Goal: Extract, from the listing that follows, each line containing the word "多方参与的社会化居家养老系统".
★ ★ ★
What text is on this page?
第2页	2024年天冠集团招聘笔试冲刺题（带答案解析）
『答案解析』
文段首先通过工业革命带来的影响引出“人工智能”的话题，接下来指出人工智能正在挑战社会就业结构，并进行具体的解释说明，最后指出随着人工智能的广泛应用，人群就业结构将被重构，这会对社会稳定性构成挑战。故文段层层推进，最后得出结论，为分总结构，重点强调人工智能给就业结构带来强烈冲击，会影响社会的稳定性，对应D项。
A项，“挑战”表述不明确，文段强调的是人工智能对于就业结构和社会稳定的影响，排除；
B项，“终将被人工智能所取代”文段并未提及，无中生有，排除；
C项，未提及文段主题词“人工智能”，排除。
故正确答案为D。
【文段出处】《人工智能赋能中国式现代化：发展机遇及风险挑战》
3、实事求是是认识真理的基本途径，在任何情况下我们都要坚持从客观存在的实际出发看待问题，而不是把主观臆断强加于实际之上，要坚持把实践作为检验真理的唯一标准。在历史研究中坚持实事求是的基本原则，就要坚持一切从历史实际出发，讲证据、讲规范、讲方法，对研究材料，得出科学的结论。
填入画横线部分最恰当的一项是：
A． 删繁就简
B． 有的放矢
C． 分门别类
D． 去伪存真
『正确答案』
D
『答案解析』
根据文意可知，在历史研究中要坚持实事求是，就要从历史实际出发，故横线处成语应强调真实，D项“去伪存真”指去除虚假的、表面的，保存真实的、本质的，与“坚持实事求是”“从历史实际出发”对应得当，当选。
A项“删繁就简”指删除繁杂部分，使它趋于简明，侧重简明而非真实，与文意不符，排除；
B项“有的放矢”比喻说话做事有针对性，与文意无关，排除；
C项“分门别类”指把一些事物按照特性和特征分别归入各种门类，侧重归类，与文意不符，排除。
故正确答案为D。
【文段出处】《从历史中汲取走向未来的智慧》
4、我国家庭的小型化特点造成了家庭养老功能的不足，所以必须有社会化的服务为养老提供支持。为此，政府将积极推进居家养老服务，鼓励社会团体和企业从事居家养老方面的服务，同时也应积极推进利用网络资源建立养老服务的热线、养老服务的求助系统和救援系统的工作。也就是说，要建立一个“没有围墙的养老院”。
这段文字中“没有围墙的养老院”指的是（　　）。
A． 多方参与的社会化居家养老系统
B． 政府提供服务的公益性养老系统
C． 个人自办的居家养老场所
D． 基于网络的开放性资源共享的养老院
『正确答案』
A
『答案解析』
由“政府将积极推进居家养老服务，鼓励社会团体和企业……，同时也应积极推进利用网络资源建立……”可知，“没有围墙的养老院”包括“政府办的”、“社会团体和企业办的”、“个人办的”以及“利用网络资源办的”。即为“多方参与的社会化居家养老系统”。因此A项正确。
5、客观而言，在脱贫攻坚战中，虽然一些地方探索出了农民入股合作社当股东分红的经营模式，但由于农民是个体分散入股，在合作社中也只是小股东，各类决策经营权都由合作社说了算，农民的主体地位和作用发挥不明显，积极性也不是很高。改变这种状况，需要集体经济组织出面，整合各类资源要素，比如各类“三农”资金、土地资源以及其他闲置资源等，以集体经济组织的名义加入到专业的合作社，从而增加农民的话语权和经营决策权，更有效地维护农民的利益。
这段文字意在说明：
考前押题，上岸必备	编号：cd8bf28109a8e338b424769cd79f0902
★ ★ ★
Response to this exercise:
A． 多方参与的社会化居家养老系统
由“政府将积极推进居家养老服务，鼓励社会团体和企业……，同时也应积极推进利用网络资源建立……”可知，“没有围墙的养老院”包括“政府办的”、“社会团体和企业办的”、“个人办的”以及“利用网络资源办的”。即为“多方参与的社会化居家养老系统”。因此A项正确。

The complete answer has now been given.